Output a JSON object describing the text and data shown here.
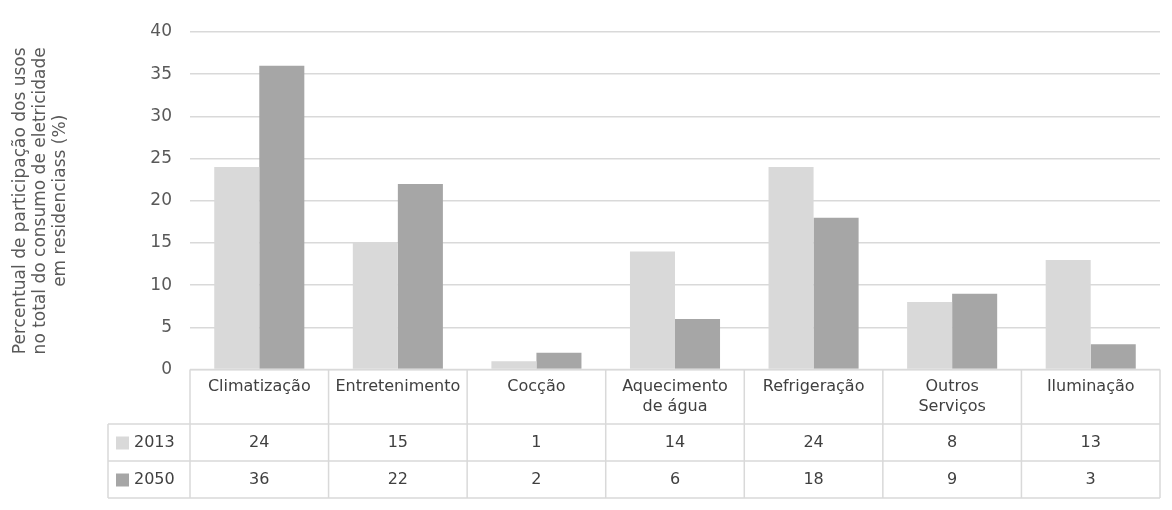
{
  "chart_data": {
    "type": "bar",
    "ylabel": "Percentual de participação dos usos no total do consumo de eletricidade em residenciass (%)",
    "categories": [
      "Climatização",
      "Entretenimento",
      "Cocção",
      "Aquecimento de água",
      "Refrigeração",
      "Outros Serviços",
      "Iluminação"
    ],
    "series": [
      {
        "name": "2013",
        "color": "#d9d9d9",
        "values": [
          24,
          15,
          1,
          14,
          24,
          8,
          13
        ]
      },
      {
        "name": "2050",
        "color": "#a6a6a6",
        "values": [
          36,
          22,
          2,
          6,
          18,
          9,
          3
        ]
      }
    ],
    "ylim": [
      0,
      40
    ],
    "yticks": [
      0,
      5,
      10,
      15,
      20,
      25,
      30,
      35,
      40
    ],
    "grid": "y",
    "legend": "bottom left",
    "data_labels": true
  }
}
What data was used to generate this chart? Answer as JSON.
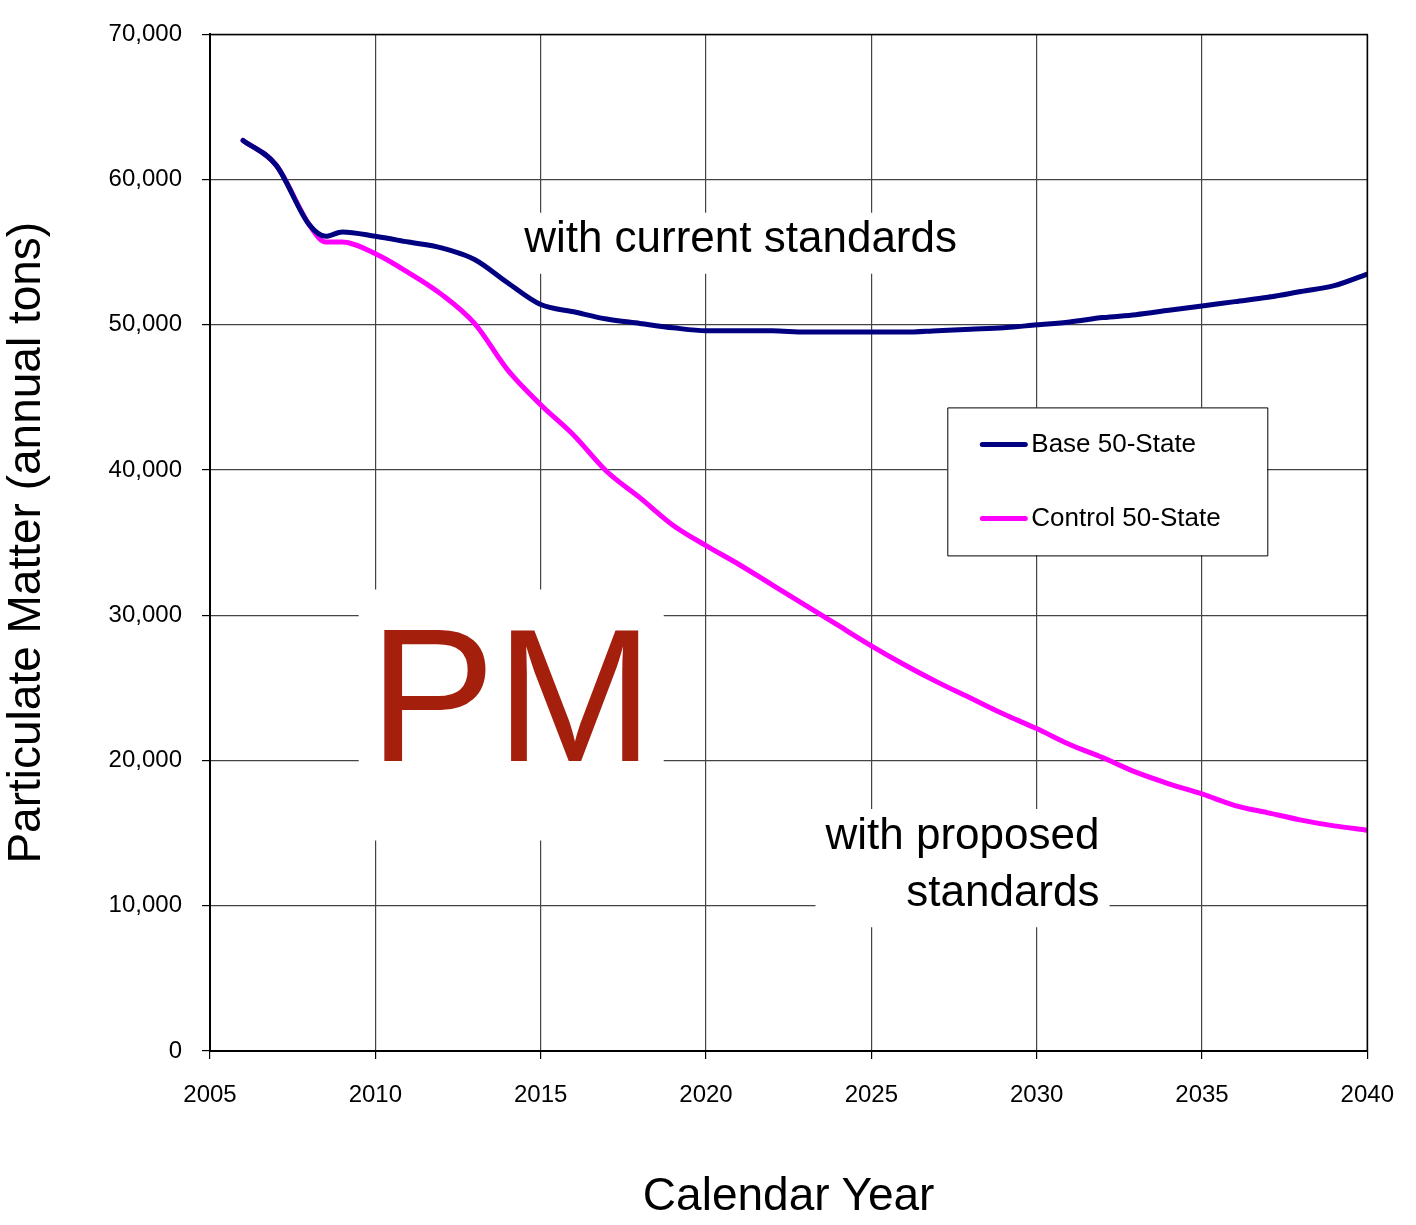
{
  "chart_data": {
    "type": "line",
    "xlabel": "Calendar Year",
    "ylabel": "Particulate Matter (annual tons)",
    "x": [
      2006,
      2007,
      2008,
      2008.5,
      2009,
      2010,
      2011,
      2012,
      2013,
      2014,
      2015,
      2016,
      2017,
      2018,
      2019,
      2020,
      2021,
      2022,
      2023,
      2024,
      2025,
      2026,
      2027,
      2028,
      2029,
      2030,
      2031,
      2032,
      2033,
      2034,
      2035,
      2036,
      2037,
      2038,
      2039,
      2040
    ],
    "series": [
      {
        "name": "Base 50-State",
        "color": "#000080",
        "values": [
          62700,
          61000,
          56900,
          56100,
          56400,
          56100,
          55700,
          55300,
          54500,
          52900,
          51400,
          50900,
          50400,
          50100,
          49800,
          49600,
          49600,
          49600,
          49500,
          49500,
          49500,
          49500,
          49600,
          49700,
          49800,
          50000,
          50200,
          50500,
          50700,
          51000,
          51300,
          51600,
          51900,
          52300,
          52700,
          53500
        ]
      },
      {
        "name": "Control 50-State",
        "color": "#ff00ff",
        "values": [
          62700,
          61000,
          56900,
          55700,
          55700,
          54900,
          53600,
          52100,
          50100,
          46900,
          44500,
          42400,
          39900,
          38100,
          36200,
          34800,
          33500,
          32100,
          30700,
          29300,
          27900,
          26600,
          25400,
          24300,
          23200,
          22200,
          21100,
          20200,
          19200,
          18400,
          17700,
          16900,
          16400,
          15900,
          15500,
          15200
        ]
      }
    ],
    "xlim": [
      2005,
      2040
    ],
    "xticks": [
      2005,
      2010,
      2015,
      2020,
      2025,
      2030,
      2035,
      2040
    ],
    "ylim": [
      0,
      70000
    ],
    "yticks": [
      {
        "value": 0,
        "label": "0"
      },
      {
        "value": 10000,
        "label": "10,000"
      },
      {
        "value": 20000,
        "label": "20,000"
      },
      {
        "value": 30000,
        "label": "30,000"
      },
      {
        "value": 40000,
        "label": "40,000"
      },
      {
        "value": 50000,
        "label": "50,000"
      },
      {
        "value": 60000,
        "label": "60,000"
      },
      {
        "value": 70000,
        "label": "70,000"
      }
    ],
    "grid": true,
    "legend": "right",
    "line_style": "solid",
    "annotations": [
      "with current standards",
      "PM",
      "with proposed standards"
    ]
  }
}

********

(GOAL OF THE EXERCISE)
For each line of the listing that holds the word "JSON", show that line.

(EXPECTED OUTPUT)
Output a JSON object describing the text and data shown here.
What data was used to generate this chart? Answer as JSON.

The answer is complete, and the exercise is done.